• INSTRUCTION 1
Turn the records, from their first line through the line with "y-tick-label: Mullaloo-Quinns Rock", into a JSON list of strings with one string per line and blank lines left out.

• PASSAGE TO READ
"You just need more executive presence." It's one of the most common pieces of feedback given in US corporate settings — and one of the least useful, because it's almost never explained. What does it actually mean? How do you know if you have it? How do you build it if you don't?
For international professionals, the question is especially fraught. Executive presence, as commonly described, sounds like a cultural code — something you either absorbed growing up in America or you didn't. Something related to how you dress, how you carry yourself, whether your name sounds right in a boardroom.
That framing is both lazy and inaccurate. After years of coaching international executives across industries, we've mapped executive presence into a clear, learnable set of behaviors and communication patterns. None of them require you to be American. All of them can be developed.
What Executive Presence Actually Is
Executive presence, stripped of the cultural mystique, is the ability to inspire confidence and credibility in people who are observing you — specifically in high-stakes, high-visibility moments. It's what makes a room go quiet when you speak. It's what makes people assume you're right until you give them a reason to think otherwise. It's what makes leadership see you as someone who could represent the organization at the highest levels.

• INSTRUCTION 2
From the passage on executive presence, copy the words starting with "What Executive Presence" and going on through "the highest levels.".

• LISTED ENTRIES

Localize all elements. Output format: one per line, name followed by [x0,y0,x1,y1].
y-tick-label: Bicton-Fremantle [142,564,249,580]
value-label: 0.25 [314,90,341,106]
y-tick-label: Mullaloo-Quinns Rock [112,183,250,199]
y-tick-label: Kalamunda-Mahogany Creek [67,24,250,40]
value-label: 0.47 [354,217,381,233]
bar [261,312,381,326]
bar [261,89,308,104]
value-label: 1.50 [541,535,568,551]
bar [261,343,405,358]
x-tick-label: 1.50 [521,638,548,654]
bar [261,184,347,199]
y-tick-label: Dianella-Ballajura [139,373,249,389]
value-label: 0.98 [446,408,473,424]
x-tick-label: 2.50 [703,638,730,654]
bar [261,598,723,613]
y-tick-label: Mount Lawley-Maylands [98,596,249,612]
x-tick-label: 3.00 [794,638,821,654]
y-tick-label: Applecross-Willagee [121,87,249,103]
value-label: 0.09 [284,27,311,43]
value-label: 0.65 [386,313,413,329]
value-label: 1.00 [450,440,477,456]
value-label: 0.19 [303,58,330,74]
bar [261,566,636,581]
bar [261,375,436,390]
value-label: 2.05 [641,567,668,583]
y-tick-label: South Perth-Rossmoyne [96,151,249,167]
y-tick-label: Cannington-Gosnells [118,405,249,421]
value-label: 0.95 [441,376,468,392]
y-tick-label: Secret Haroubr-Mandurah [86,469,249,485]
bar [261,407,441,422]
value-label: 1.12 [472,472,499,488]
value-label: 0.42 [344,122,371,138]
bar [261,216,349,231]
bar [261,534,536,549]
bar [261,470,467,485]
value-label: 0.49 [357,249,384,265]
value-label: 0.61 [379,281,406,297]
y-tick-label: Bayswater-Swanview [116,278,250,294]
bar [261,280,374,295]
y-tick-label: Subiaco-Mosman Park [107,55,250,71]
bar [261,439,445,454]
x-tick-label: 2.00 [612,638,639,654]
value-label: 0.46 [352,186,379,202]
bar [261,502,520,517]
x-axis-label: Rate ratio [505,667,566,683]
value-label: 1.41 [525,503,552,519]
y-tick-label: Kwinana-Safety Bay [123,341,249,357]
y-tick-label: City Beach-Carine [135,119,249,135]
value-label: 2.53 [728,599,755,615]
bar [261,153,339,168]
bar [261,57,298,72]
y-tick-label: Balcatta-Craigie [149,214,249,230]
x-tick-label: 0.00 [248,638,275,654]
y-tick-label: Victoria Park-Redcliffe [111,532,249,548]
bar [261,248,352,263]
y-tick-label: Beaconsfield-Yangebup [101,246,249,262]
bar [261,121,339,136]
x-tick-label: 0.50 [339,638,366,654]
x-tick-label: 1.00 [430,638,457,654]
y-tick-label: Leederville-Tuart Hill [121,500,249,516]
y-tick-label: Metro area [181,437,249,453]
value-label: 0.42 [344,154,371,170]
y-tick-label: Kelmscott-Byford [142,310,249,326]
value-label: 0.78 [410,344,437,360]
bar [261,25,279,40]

• REPLY 1
[
  "Localize all elements. Output format: one per line, name followed by [x0,y0,x1,y1].",
  "y-tick-label: Bicton-Fremantle [142,564,249,580]",
  "value-label: 0.25 [314,90,341,106]",
  "y-tick-label: Mullaloo-Quinns Rock [112,183,250,199]"
]

• REPLY 2
What Executive Presence Actually Is
Executive presence, stripped of the cultural mystique, is the ability to inspire confidence and credibility in people who are observing you — specifically in high-stakes, high-visibility moments. It's what makes a room go quiet when you speak. It's what makes people assume you're right until you give them a reason to think otherwise. It's what makes leadership see you as someone who could represent the organization at the highest levels.